— begin EXERCISE INPUT —

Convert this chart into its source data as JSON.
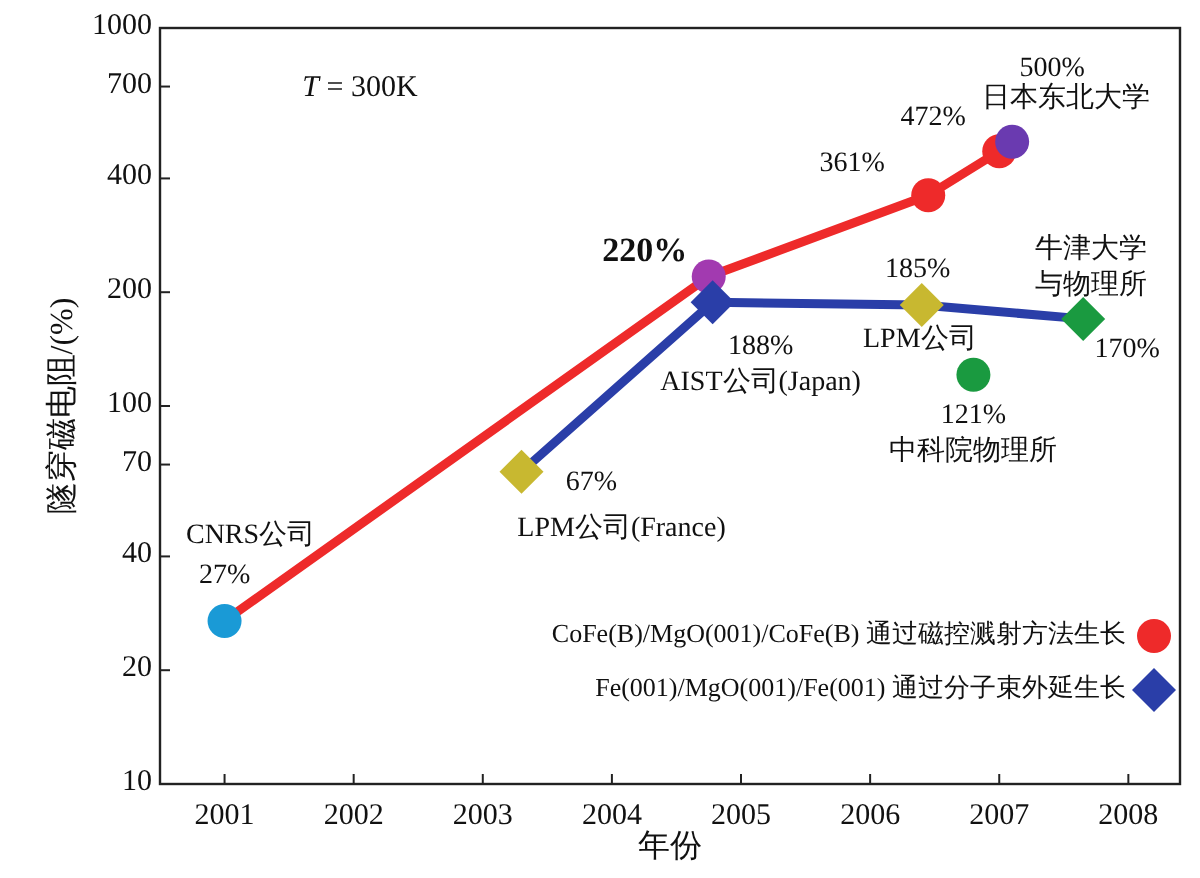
{
  "chart_data": {
    "type": "line",
    "xlabel": "年份",
    "ylabel": "隧穿磁电阻/(%)",
    "log": "y",
    "xlim": [
      2000.5,
      2008.4
    ],
    "xticks": [
      2001,
      2002,
      2003,
      2004,
      2005,
      2006,
      2007,
      2008
    ],
    "ylim": [
      10,
      1000
    ],
    "yticks": [
      10,
      20,
      40,
      70,
      100,
      200,
      400,
      700,
      1000
    ],
    "grid": false,
    "legend": "bottom right",
    "line_style": "solid",
    "series": [
      {
        "name": "CoFe(B)/MgO(001)/CoFe(B) 通过磁控溅射方法生长",
        "marker": "circle",
        "color": "#ee2a2a",
        "x": [
          2001.0,
          2004.75,
          2006.45,
          2007.0
        ],
        "values": [
          27,
          220,
          361,
          472
        ],
        "colors": [
          "#1a9ad6",
          "#a23ab0",
          "#ee2a2a",
          "#ee2a2a"
        ],
        "value_labels": [
          "27%",
          "220%",
          "361%",
          "472%"
        ]
      },
      {
        "name": "Fe(001)/MgO(001)/Fe(001)  通过分子束外延生长",
        "marker": "diamond",
        "color": "#2a3ea8",
        "x": [
          2003.3,
          2004.78,
          2006.4,
          2007.65
        ],
        "values": [
          67,
          188,
          185,
          170
        ],
        "colors": [
          "#c8b830",
          "#2a3ea8",
          "#c8b830",
          "#1a9a40"
        ],
        "value_labels": [
          "67%",
          "188%",
          "185%",
          "170%"
        ]
      },
      {
        "type": "scatter",
        "marker": "circle",
        "color": "#1a9a40",
        "x": [
          2006.8
        ],
        "values": [
          121
        ],
        "value_labels": [
          "121%"
        ]
      },
      {
        "type": "scatter",
        "marker": "circle",
        "color": "#6a3ab0",
        "x": [
          2007.1
        ],
        "values": [
          500
        ],
        "value_labels": [
          "500%"
        ]
      }
    ],
    "annotations": [
      "*T* = 300K",
      {
        "text": "CNRS公司",
        "x": 2001.0,
        "y": 27
      },
      {
        "text": "LPM公司(France)",
        "x": 2003.3,
        "y": 67
      },
      {
        "text": "AIST公司(Japan)",
        "x": 2004.78,
        "y": 188
      },
      {
        "text": "LPM公司",
        "x": 2006.4,
        "y": 185
      },
      {
        "text": "牛津大学与物理所",
        "x": 2007.65,
        "y": 170
      },
      {
        "text": "中科院物理所",
        "x": 2006.8,
        "y": 121
      },
      {
        "text": "日本东北大学",
        "x": 2007.1,
        "y": 500
      }
    ]
  }
}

— end EXERCISE INPUT —

* EXERCISE AIM *
Work out how many lines of the material above contain the word "name", then give only that figure.

* FULL ANSWER *
2